(Collection entries)
--*--

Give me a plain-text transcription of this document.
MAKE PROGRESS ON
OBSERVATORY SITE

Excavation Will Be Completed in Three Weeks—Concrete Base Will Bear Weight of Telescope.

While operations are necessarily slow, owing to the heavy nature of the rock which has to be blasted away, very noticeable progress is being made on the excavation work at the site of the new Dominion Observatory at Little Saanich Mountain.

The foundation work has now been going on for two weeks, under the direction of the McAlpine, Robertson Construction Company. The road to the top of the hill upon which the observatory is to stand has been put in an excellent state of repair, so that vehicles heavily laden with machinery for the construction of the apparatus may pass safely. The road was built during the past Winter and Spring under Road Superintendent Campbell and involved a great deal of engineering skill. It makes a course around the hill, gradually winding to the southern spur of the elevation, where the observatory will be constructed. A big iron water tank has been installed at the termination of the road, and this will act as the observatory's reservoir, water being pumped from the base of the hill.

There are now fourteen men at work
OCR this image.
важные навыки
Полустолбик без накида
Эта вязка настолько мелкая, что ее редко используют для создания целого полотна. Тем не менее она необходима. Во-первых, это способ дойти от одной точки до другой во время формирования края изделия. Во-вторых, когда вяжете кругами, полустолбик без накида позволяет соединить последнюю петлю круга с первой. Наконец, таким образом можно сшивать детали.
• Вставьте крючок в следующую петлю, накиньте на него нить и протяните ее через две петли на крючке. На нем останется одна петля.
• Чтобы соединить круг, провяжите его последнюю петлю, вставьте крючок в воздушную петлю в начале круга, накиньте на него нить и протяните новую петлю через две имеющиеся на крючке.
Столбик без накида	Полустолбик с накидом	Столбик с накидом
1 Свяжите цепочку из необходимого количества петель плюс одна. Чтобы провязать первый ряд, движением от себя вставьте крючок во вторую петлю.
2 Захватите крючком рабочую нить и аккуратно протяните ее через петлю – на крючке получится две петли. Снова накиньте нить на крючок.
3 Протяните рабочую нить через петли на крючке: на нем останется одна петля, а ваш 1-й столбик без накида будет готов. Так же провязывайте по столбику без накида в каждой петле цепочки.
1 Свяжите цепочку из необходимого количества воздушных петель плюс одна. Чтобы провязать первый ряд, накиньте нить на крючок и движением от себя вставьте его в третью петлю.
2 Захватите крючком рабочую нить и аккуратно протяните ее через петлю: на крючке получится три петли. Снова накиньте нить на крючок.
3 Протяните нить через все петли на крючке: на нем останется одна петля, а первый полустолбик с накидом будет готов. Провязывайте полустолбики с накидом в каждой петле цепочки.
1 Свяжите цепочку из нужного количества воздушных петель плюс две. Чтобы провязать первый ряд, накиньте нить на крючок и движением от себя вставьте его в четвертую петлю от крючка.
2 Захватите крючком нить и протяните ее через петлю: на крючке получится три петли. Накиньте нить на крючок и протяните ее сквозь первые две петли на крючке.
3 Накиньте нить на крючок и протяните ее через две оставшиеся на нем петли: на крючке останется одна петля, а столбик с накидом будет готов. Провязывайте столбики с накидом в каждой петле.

--*--

(Task to complete) Go through the listing and print each line exactly as it appears.

(Worked solution)
Give me a plain-text transcription of this document.
MAKE PROGRESS ON
OBSERVATORY SITE

Excavation Will Be Completed in Three Weeks—Concrete Base Will Bear Weight of Telescope.

While operations are necessarily slow, owing to the heavy nature of the rock which has to be blasted away, very noticeable progress is being made on the excavation work at the site of the new Dominion Observatory at Little Saanich Mountain.

The foundation work has now been going on for two weeks, under the direction of the McAlpine, Robertson Construction Company. The road to the top of the hill upon which the observatory is to stand has been put in an excellent state of repair, so that vehicles heavily laden with machinery for the construction of the apparatus may pass safely. The road was built during the past Winter and Spring under Road Superintendent Campbell and involved a great deal of engineering skill. It makes a course around the hill, gradually winding to the southern spur of the elevation, where the observatory will be constructed. A big iron water tank has been installed at the termination of the road, and this will act as the observatory's reservoir, water being pumped from the base of the hill.

There are now fourteen men at work
OCR this image.
важные навыки
Полустолбик без накида
Эта вязка настолько мелкая, что ее редко используют для создания целого полотна. Тем не менее она необходима. Во-первых, это способ дойти от одной точки до другой во время формирования края изделия. Во-вторых, когда вяжете кругами, полустолбик без накида позволяет соединить последнюю петлю круга с первой. Наконец, таким образом можно сшивать детали.
• Вставьте крючок в следующую петлю, накиньте на него нить и протяните ее через две петли на крючке. На нем останется одна петля.
• Чтобы соединить круг, провяжите его последнюю петлю, вставьте крючок в воздушную петлю в начале круга, накиньте на него нить и протяните новую петлю через две имеющиеся на крючке.
Столбик без накида	Полустолбик с накидом	Столбик с накидом
1 Свяжите цепочку из необходимого количества петель плюс одна. Чтобы провязать первый ряд, движением от себя вставьте крючок во вторую петлю.
2 Захватите крючком рабочую нить и аккуратно протяните ее через петлю – на крючке получится две петли. Снова накиньте нить на крючок.
3 Протяните рабочую нить через петли на крючке: на нем останется одна петля, а ваш 1-й столбик без накида будет готов. Так же провязывайте по столбику без накида в каждой петле цепочки.
1 Свяжите цепочку из необходимого количества воздушных петель плюс одна. Чтобы провязать первый ряд, накиньте нить на крючок и движением от себя вставьте его в третью петлю.
2 Захватите крючком рабочую нить и аккуратно протяните ее через петлю: на крючке получится три петли. Снова накиньте нить на крючок.
3 Протяните нить через все петли на крючке: на нем останется одна петля, а первый полустолбик с накидом будет готов. Провязывайте полустолбики с накидом в каждой петле цепочки.
1 Свяжите цепочку из нужного количества воздушных петель плюс две. Чтобы провязать первый ряд, накиньте нить на крючок и движением от себя вставьте его в четвертую петлю от крючка.
2 Захватите крючком нить и протяните ее через петлю: на крючке получится три петли. Накиньте нить на крючок и протяните ее сквозь первые две петли на крючке.
3 Накиньте нить на крючок и протяните ее через две оставшиеся на нем петли: на крючке останется одна петля, а столбик с накидом будет готов. Провязывайте столбики с накидом в каждой петле.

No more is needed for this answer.